=== Okuma metni ===
===============
Süleyman Hurma: "Çocuğum gibi emek verdiğim futbolcular bana düşman oldu"
Vavacars Fatih Karagümrük Kulübü Başkanı Süleyman Hurma, Türk futboluyla ilgili çarpıcı açıklamalarda bulundu. Hurma, Kayserispor dönemiyle ilgili olarak, "Çocuğum gibi emek verdiğim futbolcular bana düşman oldu"
Süleyman Hurma'nın Hürriyet Gazetesi'ne yaptığı açıklamaları şu şekilde;
Küçük yaşlarda futbolculuktan koptum, Turizm sektöründe çalışırken Karagümrük takımının hobi olarak 12-14 yaş grubunu çalıştırdım. O yıllarda beni A takıma yardımcı antrenör olarak çağırdılar. Önce çok sevindim ama bu virüs bulaşırsa, başarıyla yürüttüğüm ve ailemin geçimini sağladığım işi de kaybederim korkusuyla ikisini de bıraktım. Ama kaderden kaçılmıyor misali Sadri Şener’in acentesi ABC turizme transfer olunca Trabzonspor’un Turku maçına katıldım. Orada Faruk Özak’la tanıştım, seyahatte 3 gün boyunca futbol hakkında derin sohbetler ettik. Seyahatten döner dönmez bana menajerlik teklifi yaptı. Ailemin durumu çok iyi değil, zor bir hayatım var, 'Beni bu işin içine sokmayın çok iyi olan işimi kaybettirmeyin’ dedim ama dinletemedim.
Futbolla olan hikayem 3 dönem Trabzonspor, Süper Lig’de Samsunspor, Erzurumspor, 10 yıl Kayserispor, 1 yıl tekrar Trabzonspor ve Karagümrük macerasıyla 30 yılı geçtim.
"YÖNETİCİLER EMANETÇİ OLSA DA KEYFİ KARARLAR ALIYORLAR"
Sportif direktörlük yapmak için futbolu bilmek yetmez, yönetmeyi, işe alma tekniklerini, müzakere tekniklerini, pazarlama tekniği bilmek, ortalamanın üzerinde yabancı dil bilmek, entelektüel bir seviyede olmak lazım. Bu kriterlere sahip kişiye 3 bin dolar maaş verir, ‘Bana 20 milyon Euro’luk transferi yap' derseniz olmaz. Yönetici yetkiyi devretmek istemiyor, teknik direktörler birlikte çalışmaktan keyif almıyor, tek yetkili olmak istiyor. Sportif direktör futbolu yöneten kişi demektir. Teknik direktörü seçer-gönderir. Amatör anlayışla profesyonel kadrolar yönetilemez. Yöneticiler emanetçi oldukları halde kendilerini kulübün sahibi gibi görüp orada keyfi kararlar alıyorlar.
"DÖNEM DÖNEM PARLAMA OLABİLİR AMA YETMEZ"
===============
=== Kayıtlı bilgiler ===

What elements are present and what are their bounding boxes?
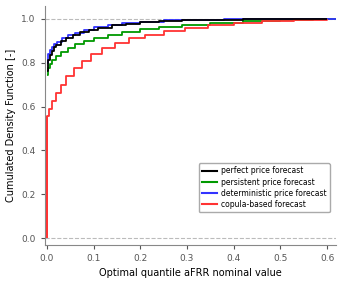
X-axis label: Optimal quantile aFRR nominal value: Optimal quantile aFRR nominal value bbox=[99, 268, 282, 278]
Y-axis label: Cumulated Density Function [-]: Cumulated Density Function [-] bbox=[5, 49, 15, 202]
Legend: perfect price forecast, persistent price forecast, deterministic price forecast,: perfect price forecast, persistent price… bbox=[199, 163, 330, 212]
===============
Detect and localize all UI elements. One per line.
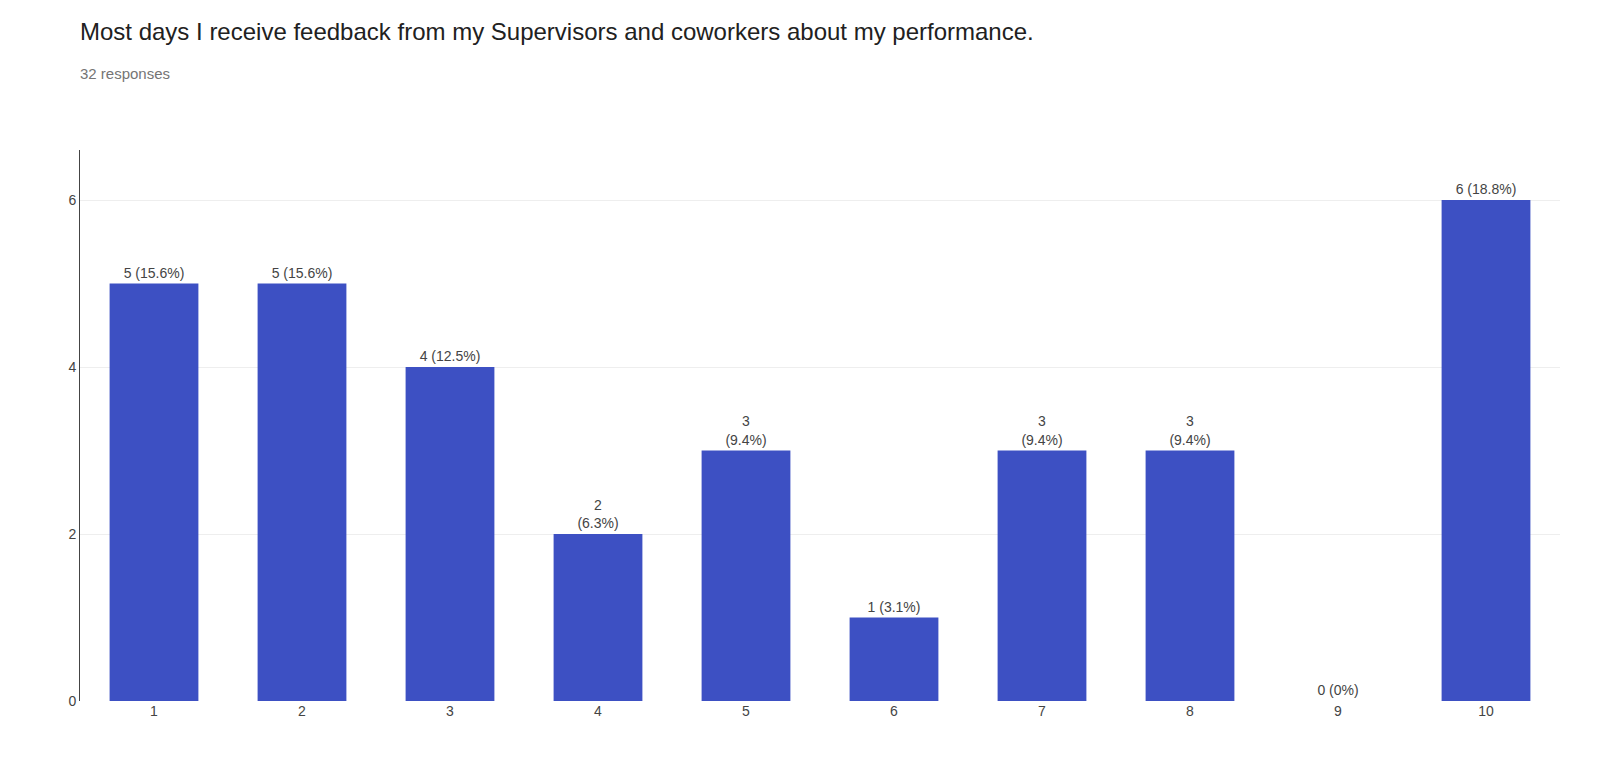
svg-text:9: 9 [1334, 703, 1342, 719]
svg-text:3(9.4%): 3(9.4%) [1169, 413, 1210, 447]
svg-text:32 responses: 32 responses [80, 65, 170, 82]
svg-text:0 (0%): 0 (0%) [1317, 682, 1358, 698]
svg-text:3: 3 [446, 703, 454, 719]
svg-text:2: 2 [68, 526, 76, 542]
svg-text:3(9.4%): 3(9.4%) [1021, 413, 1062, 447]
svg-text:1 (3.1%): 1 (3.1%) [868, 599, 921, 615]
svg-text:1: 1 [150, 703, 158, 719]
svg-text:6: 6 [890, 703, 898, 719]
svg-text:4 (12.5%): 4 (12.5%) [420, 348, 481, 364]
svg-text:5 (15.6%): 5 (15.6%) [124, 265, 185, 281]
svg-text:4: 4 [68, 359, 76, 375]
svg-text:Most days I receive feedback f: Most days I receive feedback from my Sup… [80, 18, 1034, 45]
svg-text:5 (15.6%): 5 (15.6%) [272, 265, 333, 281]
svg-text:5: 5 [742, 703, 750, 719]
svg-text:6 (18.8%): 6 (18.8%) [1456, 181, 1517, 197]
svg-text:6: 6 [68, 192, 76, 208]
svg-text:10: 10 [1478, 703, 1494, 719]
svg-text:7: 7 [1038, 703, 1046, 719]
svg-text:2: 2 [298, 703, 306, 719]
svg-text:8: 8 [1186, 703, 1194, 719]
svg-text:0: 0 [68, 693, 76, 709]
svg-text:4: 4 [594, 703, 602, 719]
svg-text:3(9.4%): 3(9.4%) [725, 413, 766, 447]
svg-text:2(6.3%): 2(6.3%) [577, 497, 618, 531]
===============
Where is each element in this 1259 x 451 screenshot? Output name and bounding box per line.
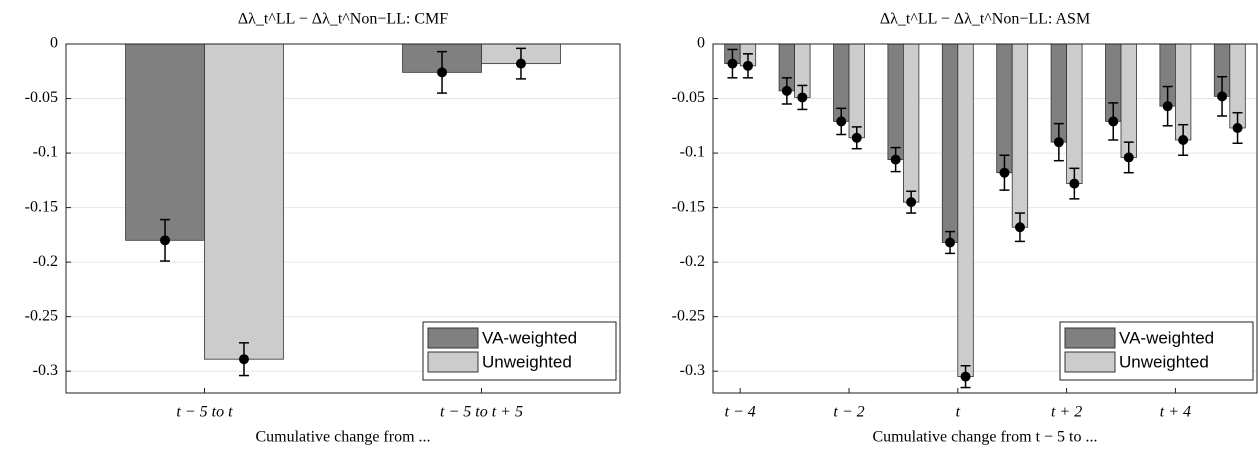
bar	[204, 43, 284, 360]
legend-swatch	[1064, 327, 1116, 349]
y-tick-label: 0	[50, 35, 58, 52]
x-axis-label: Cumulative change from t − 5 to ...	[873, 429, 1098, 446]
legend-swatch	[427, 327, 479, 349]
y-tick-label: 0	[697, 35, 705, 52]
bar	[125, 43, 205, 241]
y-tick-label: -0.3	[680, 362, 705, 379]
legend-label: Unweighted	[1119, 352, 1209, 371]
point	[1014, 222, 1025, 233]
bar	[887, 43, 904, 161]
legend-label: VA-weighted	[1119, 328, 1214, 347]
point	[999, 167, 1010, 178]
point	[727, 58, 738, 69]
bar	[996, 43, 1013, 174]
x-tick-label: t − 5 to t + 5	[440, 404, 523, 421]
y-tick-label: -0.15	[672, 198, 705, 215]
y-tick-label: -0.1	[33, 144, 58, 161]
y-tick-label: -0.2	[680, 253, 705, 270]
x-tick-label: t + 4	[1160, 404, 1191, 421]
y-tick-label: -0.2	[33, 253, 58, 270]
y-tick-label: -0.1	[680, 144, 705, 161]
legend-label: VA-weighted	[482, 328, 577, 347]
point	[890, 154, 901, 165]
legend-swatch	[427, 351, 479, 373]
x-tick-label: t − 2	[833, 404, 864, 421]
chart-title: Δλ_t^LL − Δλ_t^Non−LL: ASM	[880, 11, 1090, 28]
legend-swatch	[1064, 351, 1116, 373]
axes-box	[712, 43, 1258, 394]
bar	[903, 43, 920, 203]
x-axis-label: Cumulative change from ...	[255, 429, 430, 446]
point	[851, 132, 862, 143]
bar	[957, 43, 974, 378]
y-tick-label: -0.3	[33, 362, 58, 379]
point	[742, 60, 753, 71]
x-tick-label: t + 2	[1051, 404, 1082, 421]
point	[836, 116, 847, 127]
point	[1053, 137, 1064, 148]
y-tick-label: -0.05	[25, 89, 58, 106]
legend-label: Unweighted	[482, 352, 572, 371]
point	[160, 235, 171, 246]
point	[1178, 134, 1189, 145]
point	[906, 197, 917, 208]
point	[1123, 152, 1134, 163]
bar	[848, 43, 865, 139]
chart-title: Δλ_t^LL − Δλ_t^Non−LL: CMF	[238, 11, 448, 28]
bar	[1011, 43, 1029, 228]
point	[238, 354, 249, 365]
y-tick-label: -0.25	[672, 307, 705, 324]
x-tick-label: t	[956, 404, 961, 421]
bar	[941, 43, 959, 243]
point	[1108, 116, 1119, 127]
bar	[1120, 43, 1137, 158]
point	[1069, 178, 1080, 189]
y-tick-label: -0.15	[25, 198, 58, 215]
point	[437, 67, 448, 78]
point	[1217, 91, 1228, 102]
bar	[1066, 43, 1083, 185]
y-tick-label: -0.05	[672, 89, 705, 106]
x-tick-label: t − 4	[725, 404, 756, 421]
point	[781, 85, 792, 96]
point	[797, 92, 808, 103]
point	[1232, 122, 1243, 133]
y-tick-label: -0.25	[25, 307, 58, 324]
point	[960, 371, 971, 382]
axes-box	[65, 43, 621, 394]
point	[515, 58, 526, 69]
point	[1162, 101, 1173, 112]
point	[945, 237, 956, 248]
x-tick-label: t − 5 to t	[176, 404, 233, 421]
===============
=== Görevin amacı ===
Okuma metnindeki "Amatör anlayışla profesyonel kadrolar yönetilemez." cümlesini İngilizceye çevirin. Listenin bu çalışmayla hiçbir ilgisi yoktur.

=== Görevin sonucu ===
Professional squads cannot be managed with an amateur mindset.